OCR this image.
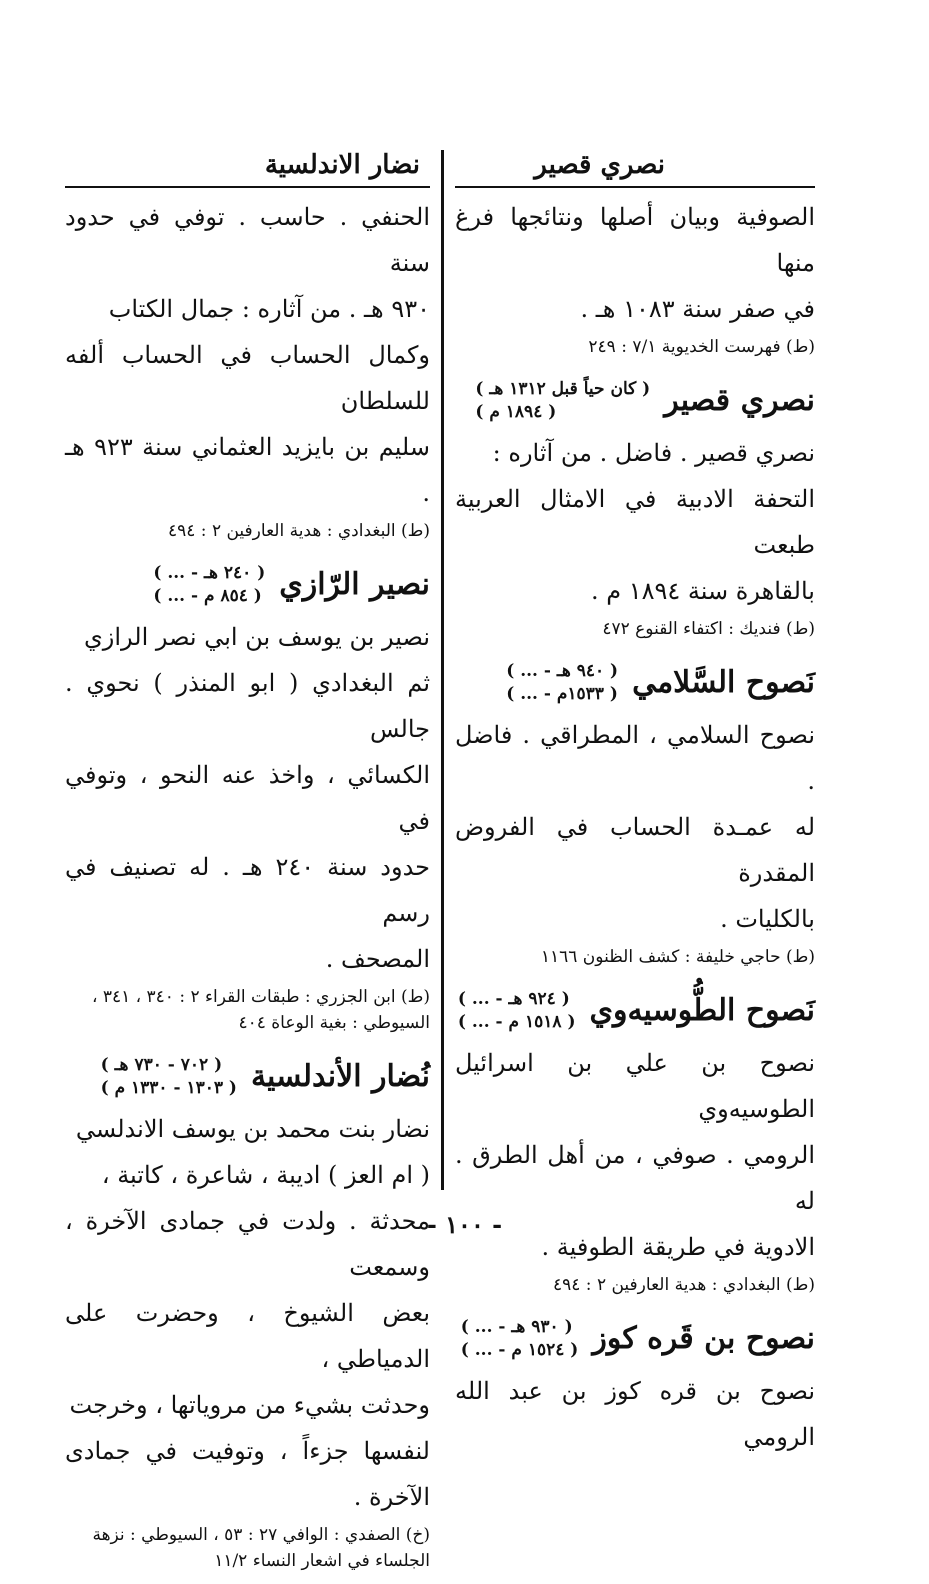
نصري قصير

الصوفية وبيان أصلها ونتائجها فرغ منها

في صفر سنة ١٠٨٣ هـ .

(ط) فهرست الخديوية ٧/١ : ٢٤٩
نصري قصير
( كان حياً قبل ١٣١٢ هـ )
( ١٨٩٤ م )

نصري قصير . فاضل . من آثاره :

التحفة الادبية في الامثال العربية طبعت

بالقاهرة سنة ١٨٩٤ م .

(ط) فنديك : اكتفاء القنوع ٤٧٢
نَصوح السَّلامي
( ... - ٩٤٠ هـ )
( ... - ١٥٣٣م )

نصوح السلامي ، المطراقي . فاضل .

له عمـدة الحساب في الفروض المقدرة

بالكليات .

(ط) حاجي خليفة : كشف الظنون ١١٦٦
نَصوح الطُّوسيه‌وي
( ... - ٩٢٤ هـ )
( ... - ١٥١٨ م )

نصوح بن علي بن اسرائيل الطوسيه‌وي

الرومي . صوفي ، من أهل الطرق . له

الادوية في طريقة الطوفية .

(ط) البغدادي : هدية العارفين ٢ : ٤٩٤
نصوح بن قَره كوز
( ... - ٩٣٠ هـ )
( ... - ١٥٢٤ م )

نصوح بن قره كوز بن عبد الله الرومي

نضار الاندلسية

الحنفي . حاسب . توفي في حدود سنة

٩٣٠ هـ . من آثاره : جمال الكتاب

وكمال الحساب في الحساب ألفه للسلطان

سليم بن بايزيد العثماني سنة ٩٢٣ هـ .

(ط) البغدادي : هدية العارفين ٢ : ٤٩٤
نصير الرّازي
( ... - ٢٤٠ هـ )
( ... - ٨٥٤ م )

نصير بن يوسف بن ابي نصر الرازي

ثم البغدادي ( ابو المنذر ) نحوي . جالس

الكسائي ، واخذ عنه النحو ، وتوفي في

حدود سنة ٢٤٠ هـ . له تصنيف في رسم

المصحف .

(ط) ابن الجزري : طبقات القراء ٢ : ٣٤٠ ، ٣٤١ ، السيوطي : بغية الوعاة ٤٠٤
نُضار الأندلسية
( ٧٠٢ - ٧٣٠ هـ )
( ١٣٠٣ - ١٣٣٠ م )

نضار بنت محمد بن يوسف الاندلسي

( ام العز ) اديبة ، شاعرة ، كاتبة ،

محدثة . ولدت في جمادى الآخرة ، وسمعت

بعض الشيوخ ، وحضرت على الدمياطي ،

وحدثت بشيء من مروياتها ، وخرجت

لنفسها جزءاً ، وتوفيت في جمادى الآخرة .

(خ) الصفدي : الوافي ٢٧ : ٥٣ ، السيوطي : نزهة الجلساء في اشعار النساء ١١/٢
- ١٠٠ -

+++++

In the entries above, find every line holding the word "فاضل" and copy it out.

نصري قصير . فاضل . من آثاره :
نصوح السلامي ، المطراقي . فاضل .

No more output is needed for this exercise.